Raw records
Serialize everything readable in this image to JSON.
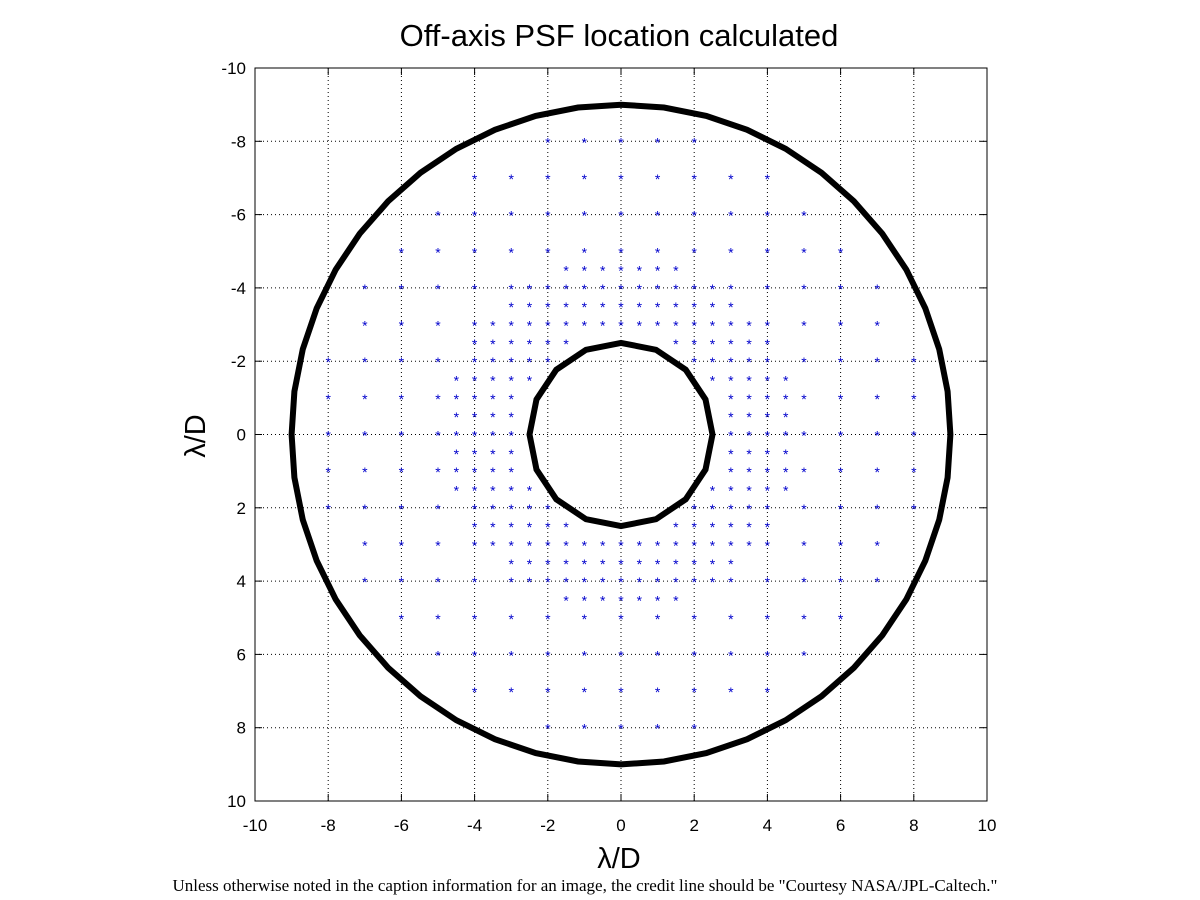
{
  "chart_data": {
    "type": "scatter",
    "title": "Off-axis PSF location calculated",
    "xlabel": "λ/D",
    "ylabel": "λ/D",
    "xlim": [
      -10,
      10
    ],
    "ylim": [
      -10,
      10
    ],
    "y_axis_direction": "reversed",
    "grid": true,
    "grid_style": "dotted",
    "xticks": [
      -10,
      -8,
      -6,
      -4,
      -2,
      0,
      2,
      4,
      6,
      8,
      10
    ],
    "yticks": [
      -10,
      -8,
      -6,
      -4,
      -2,
      0,
      2,
      4,
      6,
      8,
      10
    ],
    "point_marker": "*",
    "point_color": "#0000cc",
    "ring_color": "#000000",
    "inner_ring_radius": 2.5,
    "outer_ring_radius": 9,
    "point_grids": [
      {
        "region": "inner",
        "step": 0.5,
        "x_from": -4.5,
        "x_to": 4.5,
        "y_from": -4.5,
        "y_to": 4.5
      },
      {
        "region": "outer",
        "step": 1,
        "x_from": -8,
        "x_to": 8,
        "y_from": -8,
        "y_to": 8
      }
    ]
  },
  "credit_line": "Unless otherwise noted in the caption information for an image, the credit line should be \"Courtesy NASA/JPL-Caltech.\""
}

● **WHAT YOU NEED TO DO**: Every entry above is to be set down exactly; the pictures are to be left out.

● **WRITTEN RESPONSE**:
Serialize everything readable in this image to JSON.
{
  "chart_data": {
    "type": "scatter",
    "title": "Off-axis PSF location calculated",
    "xlabel": "λ/D",
    "ylabel": "λ/D",
    "xlim": [
      -10,
      10
    ],
    "ylim": [
      -10,
      10
    ],
    "y_axis_direction": "reversed",
    "grid": true,
    "grid_style": "dotted",
    "xticks": [
      -10,
      -8,
      -6,
      -4,
      -2,
      0,
      2,
      4,
      6,
      8,
      10
    ],
    "yticks": [
      -10,
      -8,
      -6,
      -4,
      -2,
      0,
      2,
      4,
      6,
      8,
      10
    ],
    "point_marker": "*",
    "point_color": "#0000cc",
    "ring_color": "#000000",
    "inner_ring_radius": 2.5,
    "outer_ring_radius": 9,
    "point_grids": [
      {
        "region": "inner",
        "step": 0.5,
        "x_from": -4.5,
        "x_to": 4.5,
        "y_from": -4.5,
        "y_to": 4.5
      },
      {
        "region": "outer",
        "step": 1,
        "x_from": -8,
        "x_to": 8,
        "y_from": -8,
        "y_to": 8
      }
    ]
  },
  "credit_line": "Unless otherwise noted in the caption information for an image, the credit line should be \"Courtesy NASA/JPL-Caltech.\""
}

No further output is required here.